*The problem*.
Without the pictures, print each of the records below exactly as it appears.

--- start Stored records ---

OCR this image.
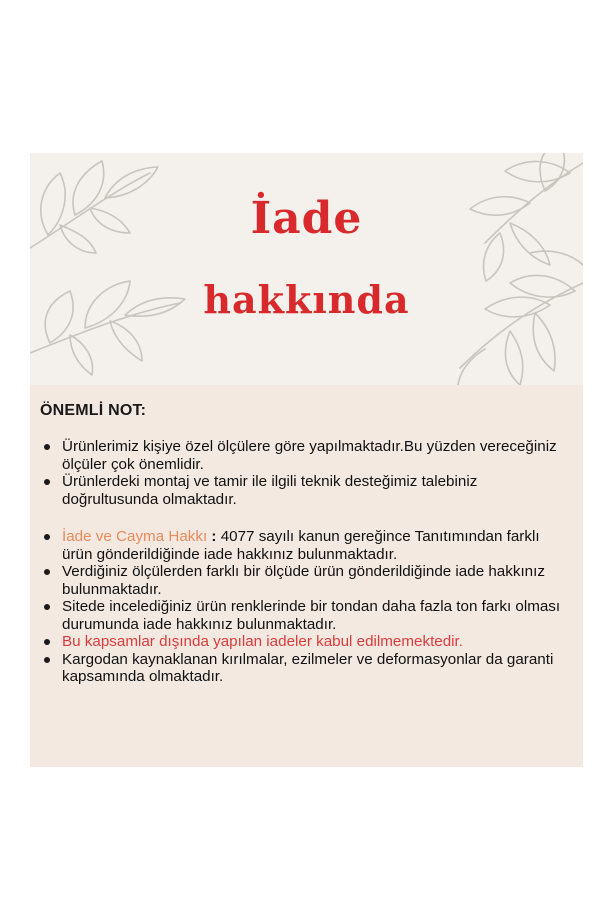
İade
hakkında
ÖNEMLİ NOT:
Ürünlerimiz kişiye özel ölçülere göre yapılmaktadır.Bu yüzden vereceğiniz ölçüler çok önemlidir.
Ürünlerdeki montaj ve tamir ile ilgili teknik desteğimiz talebiniz doğrultusunda olmaktadır.
İade ve Cayma Hakkı : 4077 sayılı kanun gereğince Tanıtımından farklı ürün gönderildiğinde iade hakkınız bulunmaktadır.
Verdiğiniz ölçülerden farklı bir ölçüde ürün gönderildiğinde iade hakkınız bulunmaktadır.
Sitede incelediğiniz ürün renklerinde bir tondan daha fazla ton farkı olması durumunda iade hakkınız bulunmaktadır.
Bu kapsamlar dışında yapılan iadeler kabul edilmemektedir.
Kargodan kaynaklanan kırılmalar, ezilmeler ve deformasyonlar da garanti kapsamında olmaktadır.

--- end Stored records ---

*Completed exercise*.
OCR this image.
İade
hakkında
ÖNEMLİ NOT:
Ürünlerimiz kişiye özel ölçülere göre yapılmaktadır.Bu yüzden vereceğiniz ölçüler çok önemlidir.
Ürünlerdeki montaj ve tamir ile ilgili teknik desteğimiz talebiniz doğrultusunda olmaktadır.
İade ve Cayma Hakkı : 4077 sayılı kanun gereğince Tanıtımından farklı ürün gönderildiğinde iade hakkınız bulunmaktadır.
Verdiğiniz ölçülerden farklı bir ölçüde ürün gönderildiğinde iade hakkınız bulunmaktadır.
Sitede incelediğiniz ürün renklerinde bir tondan daha fazla ton farkı olması durumunda iade hakkınız bulunmaktadır.
Bu kapsamlar dışında yapılan iadeler kabul edilmemektedir.
Kargodan kaynaklanan kırılmalar, ezilmeler ve deformasyonlar da garanti kapsamında olmaktadır.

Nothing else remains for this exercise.